◆ Required work ◆
Find every line below that contains the word "Tipton" and copy it out.

────────────────

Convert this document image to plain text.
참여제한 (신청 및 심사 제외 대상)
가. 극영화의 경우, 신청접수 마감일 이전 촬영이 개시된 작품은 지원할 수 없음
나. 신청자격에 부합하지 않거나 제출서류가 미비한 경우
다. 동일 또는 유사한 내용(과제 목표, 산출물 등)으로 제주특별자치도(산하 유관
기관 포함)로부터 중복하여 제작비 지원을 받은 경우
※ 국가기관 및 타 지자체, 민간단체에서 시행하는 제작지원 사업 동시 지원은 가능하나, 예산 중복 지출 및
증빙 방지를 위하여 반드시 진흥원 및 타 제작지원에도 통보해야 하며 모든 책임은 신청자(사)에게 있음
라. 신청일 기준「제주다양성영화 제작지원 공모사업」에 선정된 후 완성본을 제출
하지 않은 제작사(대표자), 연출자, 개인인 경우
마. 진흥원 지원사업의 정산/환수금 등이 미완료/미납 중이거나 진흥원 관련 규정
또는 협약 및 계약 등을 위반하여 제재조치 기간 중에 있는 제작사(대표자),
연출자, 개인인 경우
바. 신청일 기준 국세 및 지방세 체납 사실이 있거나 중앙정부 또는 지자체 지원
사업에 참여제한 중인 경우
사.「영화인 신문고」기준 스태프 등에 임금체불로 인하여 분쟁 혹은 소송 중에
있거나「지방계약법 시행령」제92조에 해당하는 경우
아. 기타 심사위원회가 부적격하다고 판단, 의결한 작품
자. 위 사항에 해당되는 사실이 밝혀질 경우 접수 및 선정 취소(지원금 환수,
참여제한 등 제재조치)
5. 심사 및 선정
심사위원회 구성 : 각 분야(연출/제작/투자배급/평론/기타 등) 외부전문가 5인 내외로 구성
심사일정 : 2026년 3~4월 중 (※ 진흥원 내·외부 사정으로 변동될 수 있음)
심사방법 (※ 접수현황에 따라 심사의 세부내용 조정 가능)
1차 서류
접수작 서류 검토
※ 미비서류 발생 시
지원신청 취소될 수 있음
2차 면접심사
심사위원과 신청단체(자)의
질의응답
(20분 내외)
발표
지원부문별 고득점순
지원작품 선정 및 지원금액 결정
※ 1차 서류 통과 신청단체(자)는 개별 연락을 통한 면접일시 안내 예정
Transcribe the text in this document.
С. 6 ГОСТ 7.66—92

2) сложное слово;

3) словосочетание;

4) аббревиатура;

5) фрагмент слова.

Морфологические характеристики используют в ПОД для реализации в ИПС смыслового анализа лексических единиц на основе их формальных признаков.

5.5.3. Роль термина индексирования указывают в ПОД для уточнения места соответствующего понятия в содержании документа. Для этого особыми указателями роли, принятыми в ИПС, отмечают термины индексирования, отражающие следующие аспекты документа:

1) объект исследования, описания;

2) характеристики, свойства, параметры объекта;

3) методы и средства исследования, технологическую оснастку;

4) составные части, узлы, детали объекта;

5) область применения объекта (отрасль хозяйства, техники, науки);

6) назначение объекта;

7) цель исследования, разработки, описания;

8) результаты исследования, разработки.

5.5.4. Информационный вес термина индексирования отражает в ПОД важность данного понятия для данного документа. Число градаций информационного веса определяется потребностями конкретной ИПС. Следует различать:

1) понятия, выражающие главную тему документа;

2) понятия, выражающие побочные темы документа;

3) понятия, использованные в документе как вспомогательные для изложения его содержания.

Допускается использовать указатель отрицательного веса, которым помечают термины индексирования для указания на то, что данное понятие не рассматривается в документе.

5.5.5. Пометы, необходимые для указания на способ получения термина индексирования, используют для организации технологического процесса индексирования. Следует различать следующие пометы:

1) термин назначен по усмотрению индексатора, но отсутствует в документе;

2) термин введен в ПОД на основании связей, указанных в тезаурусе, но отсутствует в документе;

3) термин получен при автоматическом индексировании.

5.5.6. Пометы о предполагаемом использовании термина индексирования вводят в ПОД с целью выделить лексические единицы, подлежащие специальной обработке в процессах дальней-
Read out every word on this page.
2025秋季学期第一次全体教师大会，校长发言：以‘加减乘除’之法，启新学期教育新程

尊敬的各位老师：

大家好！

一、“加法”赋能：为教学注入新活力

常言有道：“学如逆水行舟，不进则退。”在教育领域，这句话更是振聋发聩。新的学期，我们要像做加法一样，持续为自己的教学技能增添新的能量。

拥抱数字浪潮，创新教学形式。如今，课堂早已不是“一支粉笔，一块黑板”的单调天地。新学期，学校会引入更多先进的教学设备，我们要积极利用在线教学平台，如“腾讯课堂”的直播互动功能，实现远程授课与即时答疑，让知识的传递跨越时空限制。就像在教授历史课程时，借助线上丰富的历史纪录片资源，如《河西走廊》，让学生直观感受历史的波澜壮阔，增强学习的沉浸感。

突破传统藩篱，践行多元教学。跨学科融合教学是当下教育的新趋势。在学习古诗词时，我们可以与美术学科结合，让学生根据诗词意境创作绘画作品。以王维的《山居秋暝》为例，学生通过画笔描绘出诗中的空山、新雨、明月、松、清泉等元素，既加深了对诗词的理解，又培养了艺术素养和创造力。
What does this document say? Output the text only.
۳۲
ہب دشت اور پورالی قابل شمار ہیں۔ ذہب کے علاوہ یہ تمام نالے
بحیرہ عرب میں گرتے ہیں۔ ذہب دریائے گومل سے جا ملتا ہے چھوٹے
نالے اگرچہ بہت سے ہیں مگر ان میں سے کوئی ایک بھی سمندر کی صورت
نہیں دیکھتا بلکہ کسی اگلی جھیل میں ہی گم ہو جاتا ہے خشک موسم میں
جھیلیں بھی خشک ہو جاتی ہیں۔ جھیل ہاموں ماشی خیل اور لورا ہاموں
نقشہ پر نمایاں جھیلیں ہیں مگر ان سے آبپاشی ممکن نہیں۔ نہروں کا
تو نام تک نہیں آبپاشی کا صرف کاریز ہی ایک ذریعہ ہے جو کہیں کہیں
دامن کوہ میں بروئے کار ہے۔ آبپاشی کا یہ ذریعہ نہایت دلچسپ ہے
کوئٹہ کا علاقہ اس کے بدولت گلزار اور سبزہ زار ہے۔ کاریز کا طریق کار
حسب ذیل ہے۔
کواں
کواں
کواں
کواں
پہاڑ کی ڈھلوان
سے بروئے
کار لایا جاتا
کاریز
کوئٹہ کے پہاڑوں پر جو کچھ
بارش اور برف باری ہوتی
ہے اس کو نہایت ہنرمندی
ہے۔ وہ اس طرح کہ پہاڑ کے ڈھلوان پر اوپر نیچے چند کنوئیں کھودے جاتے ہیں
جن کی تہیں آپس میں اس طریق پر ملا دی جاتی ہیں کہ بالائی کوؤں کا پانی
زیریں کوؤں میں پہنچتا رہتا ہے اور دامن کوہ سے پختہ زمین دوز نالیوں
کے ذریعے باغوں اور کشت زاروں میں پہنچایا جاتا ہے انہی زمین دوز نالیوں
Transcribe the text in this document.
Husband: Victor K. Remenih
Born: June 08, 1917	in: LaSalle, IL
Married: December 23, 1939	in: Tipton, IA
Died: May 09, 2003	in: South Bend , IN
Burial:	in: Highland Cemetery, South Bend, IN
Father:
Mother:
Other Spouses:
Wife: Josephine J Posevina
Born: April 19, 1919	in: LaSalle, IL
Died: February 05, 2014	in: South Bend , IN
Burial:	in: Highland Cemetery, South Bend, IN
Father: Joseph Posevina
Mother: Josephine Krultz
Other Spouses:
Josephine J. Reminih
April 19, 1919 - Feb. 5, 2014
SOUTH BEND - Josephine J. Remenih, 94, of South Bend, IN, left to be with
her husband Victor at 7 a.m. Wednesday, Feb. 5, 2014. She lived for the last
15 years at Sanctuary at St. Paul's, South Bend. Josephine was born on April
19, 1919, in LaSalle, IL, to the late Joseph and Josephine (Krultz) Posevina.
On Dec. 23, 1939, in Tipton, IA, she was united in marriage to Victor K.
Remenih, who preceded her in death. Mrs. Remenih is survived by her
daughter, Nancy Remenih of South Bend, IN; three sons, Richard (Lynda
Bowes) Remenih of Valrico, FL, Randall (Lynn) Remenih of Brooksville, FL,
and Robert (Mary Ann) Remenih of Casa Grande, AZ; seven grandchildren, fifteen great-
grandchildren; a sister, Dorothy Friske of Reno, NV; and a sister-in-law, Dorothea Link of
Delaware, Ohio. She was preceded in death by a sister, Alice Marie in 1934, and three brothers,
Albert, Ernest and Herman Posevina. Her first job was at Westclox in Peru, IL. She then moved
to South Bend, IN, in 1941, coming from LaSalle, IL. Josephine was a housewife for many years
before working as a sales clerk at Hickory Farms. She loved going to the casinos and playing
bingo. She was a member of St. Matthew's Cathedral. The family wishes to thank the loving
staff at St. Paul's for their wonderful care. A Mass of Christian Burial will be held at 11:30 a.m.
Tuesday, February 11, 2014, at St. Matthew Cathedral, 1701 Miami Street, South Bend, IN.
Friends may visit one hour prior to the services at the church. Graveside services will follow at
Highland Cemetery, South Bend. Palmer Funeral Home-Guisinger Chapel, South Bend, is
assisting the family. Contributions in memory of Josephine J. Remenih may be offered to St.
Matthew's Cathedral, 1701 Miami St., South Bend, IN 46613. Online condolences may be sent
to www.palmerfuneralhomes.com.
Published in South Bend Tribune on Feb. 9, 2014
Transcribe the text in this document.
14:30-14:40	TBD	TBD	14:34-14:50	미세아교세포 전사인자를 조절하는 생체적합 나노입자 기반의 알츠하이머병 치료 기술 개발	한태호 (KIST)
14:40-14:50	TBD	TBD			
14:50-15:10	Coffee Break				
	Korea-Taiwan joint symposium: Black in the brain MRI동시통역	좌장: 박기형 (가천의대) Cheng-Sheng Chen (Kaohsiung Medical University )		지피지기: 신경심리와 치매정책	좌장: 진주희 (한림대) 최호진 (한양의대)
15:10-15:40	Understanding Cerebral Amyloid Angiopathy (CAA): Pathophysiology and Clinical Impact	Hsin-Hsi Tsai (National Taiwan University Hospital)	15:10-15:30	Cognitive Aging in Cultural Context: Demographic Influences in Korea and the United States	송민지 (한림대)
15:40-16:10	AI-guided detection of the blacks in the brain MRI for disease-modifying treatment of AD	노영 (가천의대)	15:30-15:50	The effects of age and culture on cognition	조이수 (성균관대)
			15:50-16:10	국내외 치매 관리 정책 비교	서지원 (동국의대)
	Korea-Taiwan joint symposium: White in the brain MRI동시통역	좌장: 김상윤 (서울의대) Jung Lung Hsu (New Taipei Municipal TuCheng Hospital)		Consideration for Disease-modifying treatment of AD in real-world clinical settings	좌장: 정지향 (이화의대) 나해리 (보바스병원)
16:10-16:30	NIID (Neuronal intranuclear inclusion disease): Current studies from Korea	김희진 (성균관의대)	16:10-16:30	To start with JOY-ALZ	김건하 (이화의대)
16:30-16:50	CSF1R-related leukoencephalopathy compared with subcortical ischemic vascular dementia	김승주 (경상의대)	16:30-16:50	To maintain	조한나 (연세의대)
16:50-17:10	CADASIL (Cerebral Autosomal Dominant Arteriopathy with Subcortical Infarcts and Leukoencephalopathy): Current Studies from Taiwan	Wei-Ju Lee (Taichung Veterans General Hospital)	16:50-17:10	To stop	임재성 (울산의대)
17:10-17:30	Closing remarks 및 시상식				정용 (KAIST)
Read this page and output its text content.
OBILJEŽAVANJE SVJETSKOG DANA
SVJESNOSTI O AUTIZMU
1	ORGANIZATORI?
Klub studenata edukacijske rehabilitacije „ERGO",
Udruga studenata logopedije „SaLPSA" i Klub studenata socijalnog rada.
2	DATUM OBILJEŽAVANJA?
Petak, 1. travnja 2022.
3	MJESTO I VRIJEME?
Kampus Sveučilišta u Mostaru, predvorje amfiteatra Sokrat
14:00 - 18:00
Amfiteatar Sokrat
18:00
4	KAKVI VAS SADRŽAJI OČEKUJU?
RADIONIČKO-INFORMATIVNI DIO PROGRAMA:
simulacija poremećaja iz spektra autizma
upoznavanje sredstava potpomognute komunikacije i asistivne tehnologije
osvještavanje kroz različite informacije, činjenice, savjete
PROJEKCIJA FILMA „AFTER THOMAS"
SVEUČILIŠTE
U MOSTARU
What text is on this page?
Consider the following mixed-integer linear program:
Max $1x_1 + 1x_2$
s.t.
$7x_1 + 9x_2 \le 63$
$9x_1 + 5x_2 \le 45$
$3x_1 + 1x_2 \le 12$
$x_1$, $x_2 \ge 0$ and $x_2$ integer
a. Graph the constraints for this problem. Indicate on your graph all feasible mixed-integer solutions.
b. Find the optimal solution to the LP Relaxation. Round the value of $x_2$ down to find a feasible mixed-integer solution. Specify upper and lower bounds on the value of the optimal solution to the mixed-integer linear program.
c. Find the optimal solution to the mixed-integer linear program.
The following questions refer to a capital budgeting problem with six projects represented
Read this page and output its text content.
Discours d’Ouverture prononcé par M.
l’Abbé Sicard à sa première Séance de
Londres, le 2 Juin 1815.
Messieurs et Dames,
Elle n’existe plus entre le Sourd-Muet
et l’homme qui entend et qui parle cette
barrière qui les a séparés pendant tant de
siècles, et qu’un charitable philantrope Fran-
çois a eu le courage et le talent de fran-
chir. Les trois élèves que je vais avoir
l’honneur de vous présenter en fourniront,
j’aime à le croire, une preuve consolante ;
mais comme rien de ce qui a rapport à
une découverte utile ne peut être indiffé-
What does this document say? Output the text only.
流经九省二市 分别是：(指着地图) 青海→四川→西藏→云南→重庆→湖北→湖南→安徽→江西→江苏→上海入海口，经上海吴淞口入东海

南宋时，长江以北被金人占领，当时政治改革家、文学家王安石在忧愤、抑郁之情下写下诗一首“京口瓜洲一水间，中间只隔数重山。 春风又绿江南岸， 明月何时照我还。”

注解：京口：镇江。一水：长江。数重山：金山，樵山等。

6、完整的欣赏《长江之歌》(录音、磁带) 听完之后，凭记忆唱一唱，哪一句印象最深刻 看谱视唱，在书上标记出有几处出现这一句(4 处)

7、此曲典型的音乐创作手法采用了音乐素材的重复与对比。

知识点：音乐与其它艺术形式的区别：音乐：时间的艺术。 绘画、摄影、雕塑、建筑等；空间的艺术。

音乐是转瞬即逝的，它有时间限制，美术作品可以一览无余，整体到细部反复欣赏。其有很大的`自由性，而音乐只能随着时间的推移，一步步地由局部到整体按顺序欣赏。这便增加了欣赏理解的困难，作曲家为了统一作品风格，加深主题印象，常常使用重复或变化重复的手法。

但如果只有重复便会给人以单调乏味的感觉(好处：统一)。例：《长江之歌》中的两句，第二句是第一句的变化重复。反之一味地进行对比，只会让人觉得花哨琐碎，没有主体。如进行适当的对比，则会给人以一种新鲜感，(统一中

────────────────

◆ Final result ◆
Married: December 23, 1939	in: Tipton, IA
On Dec. 23, 1939, in Tipton, IA, she was united in marriage to Victor K.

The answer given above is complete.